#### [GIVEN TASK]
Return the listing word for word, as given.

#### [DATASET EXCERPTS]
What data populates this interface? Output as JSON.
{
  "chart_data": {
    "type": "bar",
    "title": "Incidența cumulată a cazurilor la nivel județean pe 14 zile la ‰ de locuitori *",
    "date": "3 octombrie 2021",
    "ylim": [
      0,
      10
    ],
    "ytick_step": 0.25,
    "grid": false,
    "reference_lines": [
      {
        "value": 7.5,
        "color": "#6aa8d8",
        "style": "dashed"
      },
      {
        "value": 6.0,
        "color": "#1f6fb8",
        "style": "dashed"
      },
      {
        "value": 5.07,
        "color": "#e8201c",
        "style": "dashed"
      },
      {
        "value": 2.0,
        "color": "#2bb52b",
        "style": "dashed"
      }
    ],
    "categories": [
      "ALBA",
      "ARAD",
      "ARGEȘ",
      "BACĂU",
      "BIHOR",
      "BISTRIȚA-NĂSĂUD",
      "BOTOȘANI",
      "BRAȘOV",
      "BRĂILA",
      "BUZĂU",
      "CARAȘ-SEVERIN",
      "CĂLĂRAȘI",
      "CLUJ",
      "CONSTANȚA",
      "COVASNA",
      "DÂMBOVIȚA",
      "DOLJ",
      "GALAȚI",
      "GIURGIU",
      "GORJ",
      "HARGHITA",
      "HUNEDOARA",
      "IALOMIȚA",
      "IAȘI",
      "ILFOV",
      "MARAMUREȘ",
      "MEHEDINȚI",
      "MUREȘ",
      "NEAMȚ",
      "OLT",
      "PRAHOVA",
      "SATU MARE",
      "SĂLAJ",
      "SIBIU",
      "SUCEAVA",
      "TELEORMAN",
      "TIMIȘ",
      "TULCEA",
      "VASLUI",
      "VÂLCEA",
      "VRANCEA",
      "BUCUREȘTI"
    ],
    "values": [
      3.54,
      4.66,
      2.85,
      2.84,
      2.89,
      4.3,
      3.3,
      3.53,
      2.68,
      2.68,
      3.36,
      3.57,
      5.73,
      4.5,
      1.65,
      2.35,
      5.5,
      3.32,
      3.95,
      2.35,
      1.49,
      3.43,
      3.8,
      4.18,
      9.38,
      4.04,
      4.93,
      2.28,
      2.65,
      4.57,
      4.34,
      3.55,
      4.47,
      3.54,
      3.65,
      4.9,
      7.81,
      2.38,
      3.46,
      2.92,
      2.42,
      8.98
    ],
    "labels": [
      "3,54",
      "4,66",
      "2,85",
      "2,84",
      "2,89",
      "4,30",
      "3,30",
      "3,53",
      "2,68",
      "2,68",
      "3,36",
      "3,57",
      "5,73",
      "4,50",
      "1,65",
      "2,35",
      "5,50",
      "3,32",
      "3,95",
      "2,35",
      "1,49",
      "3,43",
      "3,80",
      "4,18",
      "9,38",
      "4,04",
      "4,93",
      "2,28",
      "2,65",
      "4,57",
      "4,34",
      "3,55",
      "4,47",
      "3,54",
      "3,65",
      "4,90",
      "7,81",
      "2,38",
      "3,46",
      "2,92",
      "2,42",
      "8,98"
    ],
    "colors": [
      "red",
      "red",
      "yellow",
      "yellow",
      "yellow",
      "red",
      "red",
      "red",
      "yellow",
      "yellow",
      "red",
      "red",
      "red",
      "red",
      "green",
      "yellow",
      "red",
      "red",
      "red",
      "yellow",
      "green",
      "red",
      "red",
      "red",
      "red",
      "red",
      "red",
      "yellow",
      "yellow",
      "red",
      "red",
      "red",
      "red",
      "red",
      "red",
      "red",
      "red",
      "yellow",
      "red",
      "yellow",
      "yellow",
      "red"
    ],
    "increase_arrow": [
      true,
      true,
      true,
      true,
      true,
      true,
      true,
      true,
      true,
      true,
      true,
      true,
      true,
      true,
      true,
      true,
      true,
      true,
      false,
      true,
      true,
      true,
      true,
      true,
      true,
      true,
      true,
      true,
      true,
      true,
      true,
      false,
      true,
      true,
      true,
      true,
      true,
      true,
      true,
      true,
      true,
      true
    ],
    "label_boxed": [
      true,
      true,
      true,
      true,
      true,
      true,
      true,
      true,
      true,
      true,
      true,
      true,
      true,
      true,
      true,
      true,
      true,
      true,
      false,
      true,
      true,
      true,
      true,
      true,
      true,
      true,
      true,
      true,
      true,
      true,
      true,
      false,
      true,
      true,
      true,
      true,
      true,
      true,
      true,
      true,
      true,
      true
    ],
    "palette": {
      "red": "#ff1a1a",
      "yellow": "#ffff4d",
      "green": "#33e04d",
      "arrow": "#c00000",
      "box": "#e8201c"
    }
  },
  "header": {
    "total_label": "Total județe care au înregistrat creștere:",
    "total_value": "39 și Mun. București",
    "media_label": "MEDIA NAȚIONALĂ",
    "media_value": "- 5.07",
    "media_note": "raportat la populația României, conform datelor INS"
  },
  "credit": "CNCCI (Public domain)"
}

#### [COMPLETED EXERCISE]
What data populates this interface? Output as JSON.
{
  "chart_data": {
    "type": "bar",
    "title": "Incidența cumulată a cazurilor la nivel județean pe 14 zile la ‰ de locuitori *",
    "date": "3 octombrie 2021",
    "ylim": [
      0,
      10
    ],
    "ytick_step": 0.25,
    "grid": false,
    "reference_lines": [
      {
        "value": 7.5,
        "color": "#6aa8d8",
        "style": "dashed"
      },
      {
        "value": 6.0,
        "color": "#1f6fb8",
        "style": "dashed"
      },
      {
        "value": 5.07,
        "color": "#e8201c",
        "style": "dashed"
      },
      {
        "value": 2.0,
        "color": "#2bb52b",
        "style": "dashed"
      }
    ],
    "categories": [
      "ALBA",
      "ARAD",
      "ARGEȘ",
      "BACĂU",
      "BIHOR",
      "BISTRIȚA-NĂSĂUD",
      "BOTOȘANI",
      "BRAȘOV",
      "BRĂILA",
      "BUZĂU",
      "CARAȘ-SEVERIN",
      "CĂLĂRAȘI",
      "CLUJ",
      "CONSTANȚA",
      "COVASNA",
      "DÂMBOVIȚA",
      "DOLJ",
      "GALAȚI",
      "GIURGIU",
      "GORJ",
      "HARGHITA",
      "HUNEDOARA",
      "IALOMIȚA",
      "IAȘI",
      "ILFOV",
      "MARAMUREȘ",
      "MEHEDINȚI",
      "MUREȘ",
      "NEAMȚ",
      "OLT",
      "PRAHOVA",
      "SATU MARE",
      "SĂLAJ",
      "SIBIU",
      "SUCEAVA",
      "TELEORMAN",
      "TIMIȘ",
      "TULCEA",
      "VASLUI",
      "VÂLCEA",
      "VRANCEA",
      "BUCUREȘTI"
    ],
    "values": [
      3.54,
      4.66,
      2.85,
      2.84,
      2.89,
      4.3,
      3.3,
      3.53,
      2.68,
      2.68,
      3.36,
      3.57,
      5.73,
      4.5,
      1.65,
      2.35,
      5.5,
      3.32,
      3.95,
      2.35,
      1.49,
      3.43,
      3.8,
      4.18,
      9.38,
      4.04,
      4.93,
      2.28,
      2.65,
      4.57,
      4.34,
      3.55,
      4.47,
      3.54,
      3.65,
      4.9,
      7.81,
      2.38,
      3.46,
      2.92,
      2.42,
      8.98
    ],
    "labels": [
      "3,54",
      "4,66",
      "2,85",
      "2,84",
      "2,89",
      "4,30",
      "3,30",
      "3,53",
      "2,68",
      "2,68",
      "3,36",
      "3,57",
      "5,73",
      "4,50",
      "1,65",
      "2,35",
      "5,50",
      "3,32",
      "3,95",
      "2,35",
      "1,49",
      "3,43",
      "3,80",
      "4,18",
      "9,38",
      "4,04",
      "4,93",
      "2,28",
      "2,65",
      "4,57",
      "4,34",
      "3,55",
      "4,47",
      "3,54",
      "3,65",
      "4,90",
      "7,81",
      "2,38",
      "3,46",
      "2,92",
      "2,42",
      "8,98"
    ],
    "colors": [
      "red",
      "red",
      "yellow",
      "yellow",
      "yellow",
      "red",
      "red",
      "red",
      "yellow",
      "yellow",
      "red",
      "red",
      "red",
      "red",
      "green",
      "yellow",
      "red",
      "red",
      "red",
      "yellow",
      "green",
      "red",
      "red",
      "red",
      "red",
      "red",
      "red",
      "yellow",
      "yellow",
      "red",
      "red",
      "red",
      "red",
      "red",
      "red",
      "red",
      "red",
      "yellow",
      "red",
      "yellow",
      "yellow",
      "red"
    ],
    "increase_arrow": [
      true,
      true,
      true,
      true,
      true,
      true,
      true,
      true,
      true,
      true,
      true,
      true,
      true,
      true,
      true,
      true,
      true,
      true,
      false,
      true,
      true,
      true,
      true,
      true,
      true,
      true,
      true,
      true,
      true,
      true,
      true,
      false,
      true,
      true,
      true,
      true,
      true,
      true,
      true,
      true,
      true,
      true
    ],
    "label_boxed": [
      true,
      true,
      true,
      true,
      true,
      true,
      true,
      true,
      true,
      true,
      true,
      true,
      true,
      true,
      true,
      true,
      true,
      true,
      false,
      true,
      true,
      true,
      true,
      true,
      true,
      true,
      true,
      true,
      true,
      true,
      true,
      false,
      true,
      true,
      true,
      true,
      true,
      true,
      true,
      true,
      true,
      true
    ],
    "palette": {
      "red": "#ff1a1a",
      "yellow": "#ffff4d",
      "green": "#33e04d",
      "arrow": "#c00000",
      "box": "#e8201c"
    }
  },
  "header": {
    "total_label": "Total județe care au înregistrat creștere:",
    "total_value": "39 și Mun. București",
    "media_label": "MEDIA NAȚIONALĂ",
    "media_value": "- 5.07",
    "media_note": "raportat la populația României, conform datelor INS"
  },
  "credit": "CNCCI (Public domain)"
}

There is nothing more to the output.